- [Job]:
Keep the images out and copy every entry below exactly.

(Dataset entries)
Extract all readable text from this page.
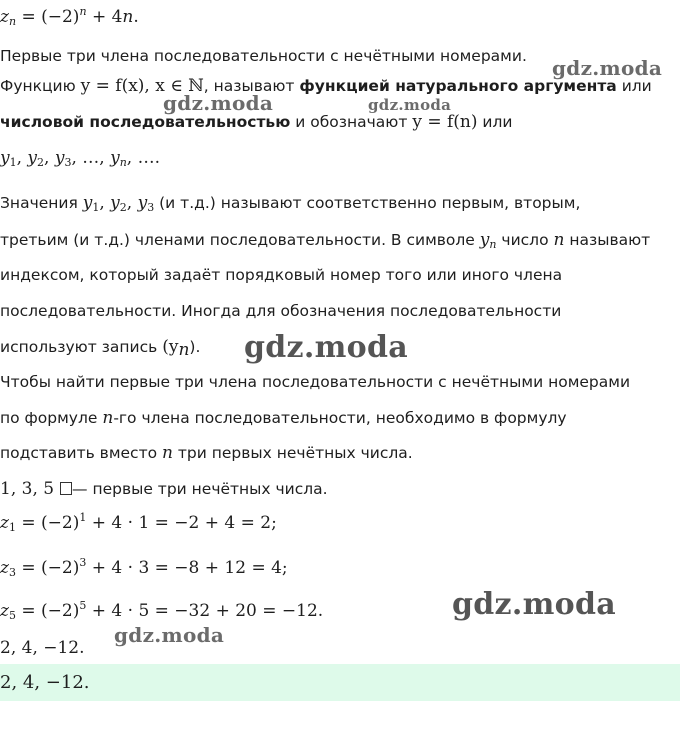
$z_n = (-2)^n + 4n$.
Первые три члена последовательности с нечётными номерами.
Функцию y = f(x), x ∈ ℕ, называют функцией натурального аргумента или
числовой последовательностью и обозначают y = f(n) или
$y_1$, $y_2$, $y_3$, …, $y_n$, ….
Значения $y_1$, $y_2$, $y_3$ (и т.д.) называют соответственно первым, вторым,
третьим (и т.д.) членами последовательности. В символе $y_n$ число n называют
индексом, который задаёт порядковый номер того или иного члена
последовательности. Иногда для обозначения последовательности
используют запись $(y_n)$.
Чтобы найти первые три члена последовательности с нечётными номерами
по формуле n-го члена последовательности, необходимо в формулу
подставить вместо n три первых нечётных числа.
1, 3, 5 — первые три нечётных числа.
$z_1 = (-2)^1 + 4 \cdot 1 = -2 + 4 = 2$;
$z_3 = (-2)^3 + 4 \cdot 3 = -8 + 12 = 4$;
$z_5 = (-2)^5 + 4 \cdot 5 = -32 + 20 = -12$.
2, 4, −12.
2, 4, −12.
gdz.moda
gdz.moda	gdz.moda
gdz.moda
gdz.moda
gdz.moda
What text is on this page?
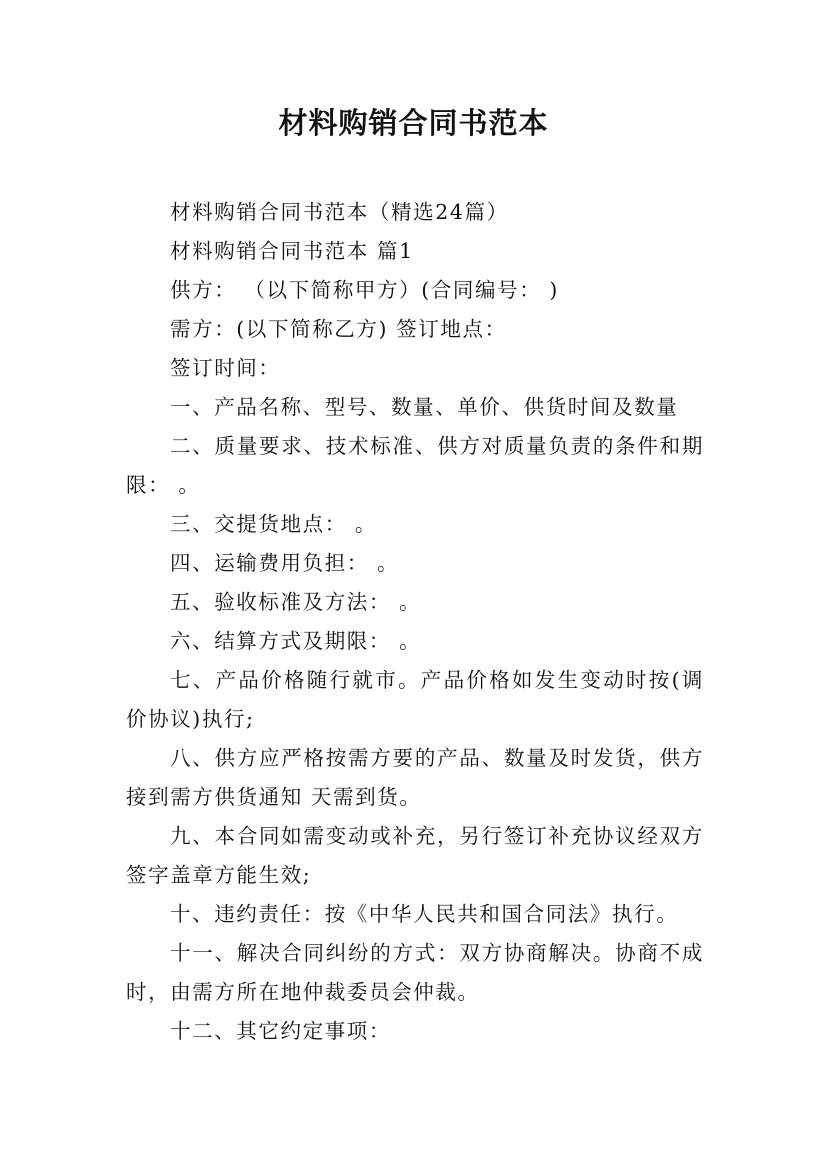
材料购销合同书范本

材料购销合同书范本（精选24篇）

材料购销合同书范本 篇1

供方： （以下简称甲方）(合同编号： )

需方：(以下简称乙方) 签订地点：

签订时间：

一、产品名称、型号、数量、单价、供货时间及数量

二、质量要求、技术标准、供方对质量负责的条件和期限： 。

三、交提货地点： 。

四、运输费用负担： 。

五、验收标准及方法： 。

六、结算方式及期限： 。

七、产品价格随行就市。产品价格如发生变动时按(调价协议)执行;

八、供方应严格按需方要的产品、数量及时发货，供方接到需方供货通知 天需到货。

九、本合同如需变动或补充，另行签订补充协议经双方签字盖章方能生效;

十、违约责任：按《中华人民共和国合同法》执行。

十一、解决合同纠纷的方式：双方协商解决。协商不成时，由需方所在地仲裁委员会仲裁。

十二、其它约定事项：
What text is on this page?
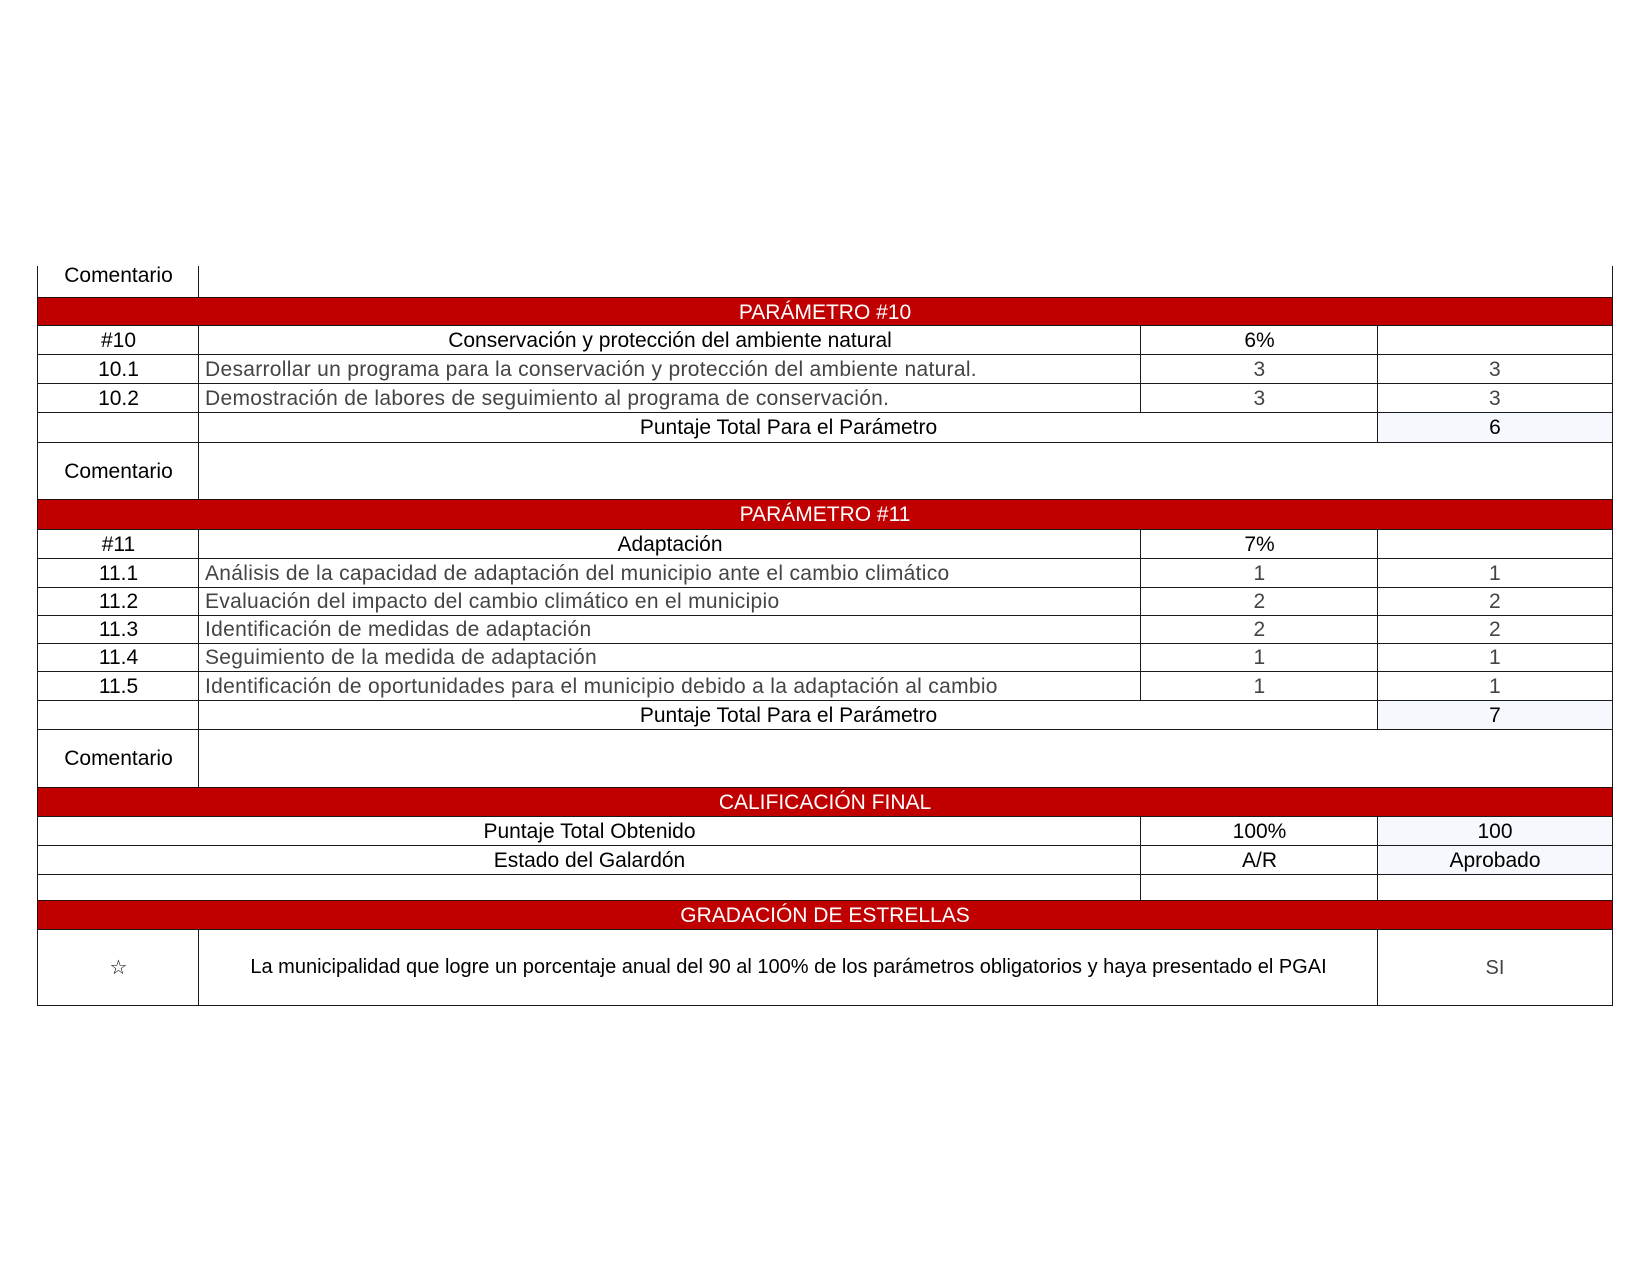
Comentario
PARÁMETRO #10
#10	Conservación y protección del ambiente natural	6%
10.1	Desarrollar un programa para la conservación y protección del ambiente natural.	3	3
10.2	Demostración de labores de seguimiento al programa de conservación.	3	3
Puntaje Total Para el Parámetro	6
Comentario
PARÁMETRO #11
#11	Adaptación	7%
11.1	Análisis de la capacidad de adaptación del municipio ante el cambio climático	1	1
11.2	Evaluación del impacto del cambio climático en el municipio	2	2
11.3	Identificación de medidas de adaptación	2	2
11.4	Seguimiento de la medida de adaptación	1	1
11.5	Identificación de oportunidades para el municipio debido a la adaptación al cambio	1	1
Puntaje Total Para el Parámetro	7
Comentario
CALIFICACIÓN FINAL
Puntaje Total Obtenido	100%	100
Estado del Galardón	A/R	Aprobado
GRADACIÓN DE ESTRELLAS
☆	La municipalidad que logre un porcentaje anual del 90 al 100% de los parámetros obligatorios y haya presentado el PGAI	SI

- [Written answer]:
Extract all readable text from this page.
$z_n = (-2)^n + 4n$.
Первые три члена последовательности с нечётными номерами.
Функцию y = f(x), x ∈ ℕ, называют функцией натурального аргумента или
числовой последовательностью и обозначают y = f(n) или
$y_1$, $y_2$, $y_3$, …, $y_n$, ….
Значения $y_1$, $y_2$, $y_3$ (и т.д.) называют соответственно первым, вторым,
третьим (и т.д.) членами последовательности. В символе $y_n$ число n называют
индексом, который задаёт порядковый номер того или иного члена
последовательности. Иногда для обозначения последовательности
используют запись $(y_n)$.
Чтобы найти первые три члена последовательности с нечётными номерами
по формуле n-го члена последовательности, необходимо в формулу
подставить вместо n три первых нечётных числа.
1, 3, 5 — первые три нечётных числа.
$z_1 = (-2)^1 + 4 \cdot 1 = -2 + 4 = 2$;
$z_3 = (-2)^3 + 4 \cdot 3 = -8 + 12 = 4$;
$z_5 = (-2)^5 + 4 \cdot 5 = -32 + 20 = -12$.
2, 4, −12.
2, 4, −12.
gdz.moda
gdz.moda	gdz.moda
gdz.moda
gdz.moda
gdz.moda
What text is on this page?
材料购销合同书范本

材料购销合同书范本（精选24篇）

材料购销合同书范本 篇1

供方： （以下简称甲方）(合同编号： )

需方：(以下简称乙方) 签订地点：

签订时间：

一、产品名称、型号、数量、单价、供货时间及数量

二、质量要求、技术标准、供方对质量负责的条件和期限： 。

三、交提货地点： 。

四、运输费用负担： 。

五、验收标准及方法： 。

六、结算方式及期限： 。

七、产品价格随行就市。产品价格如发生变动时按(调价协议)执行;

八、供方应严格按需方要的产品、数量及时发货，供方接到需方供货通知 天需到货。

九、本合同如需变动或补充，另行签订补充协议经双方签字盖章方能生效;

十、违约责任：按《中华人民共和国合同法》执行。

十一、解决合同纠纷的方式：双方协商解决。协商不成时，由需方所在地仲裁委员会仲裁。

十二、其它约定事项：
What text is on this page?
Comentario
PARÁMETRO #10
#10	Conservación y protección del ambiente natural	6%
10.1	Desarrollar un programa para la conservación y protección del ambiente natural.	3	3
10.2	Demostración de labores de seguimiento al programa de conservación.	3	3
Puntaje Total Para el Parámetro	6
Comentario
PARÁMETRO #11
#11	Adaptación	7%
11.1	Análisis de la capacidad de adaptación del municipio ante el cambio climático	1	1
11.2	Evaluación del impacto del cambio climático en el municipio	2	2
11.3	Identificación de medidas de adaptación	2	2
11.4	Seguimiento de la medida de adaptación	1	1
11.5	Identificación de oportunidades para el municipio debido a la adaptación al cambio	1	1
Puntaje Total Para el Parámetro	7
Comentario
CALIFICACIÓN FINAL
Puntaje Total Obtenido	100%	100
Estado del Galardón	A/R	Aprobado
GRADACIÓN DE ESTRELLAS
☆	La municipalidad que logre un porcentaje anual del 90 al 100% de los parámetros obligatorios y haya presentado el PGAI	SI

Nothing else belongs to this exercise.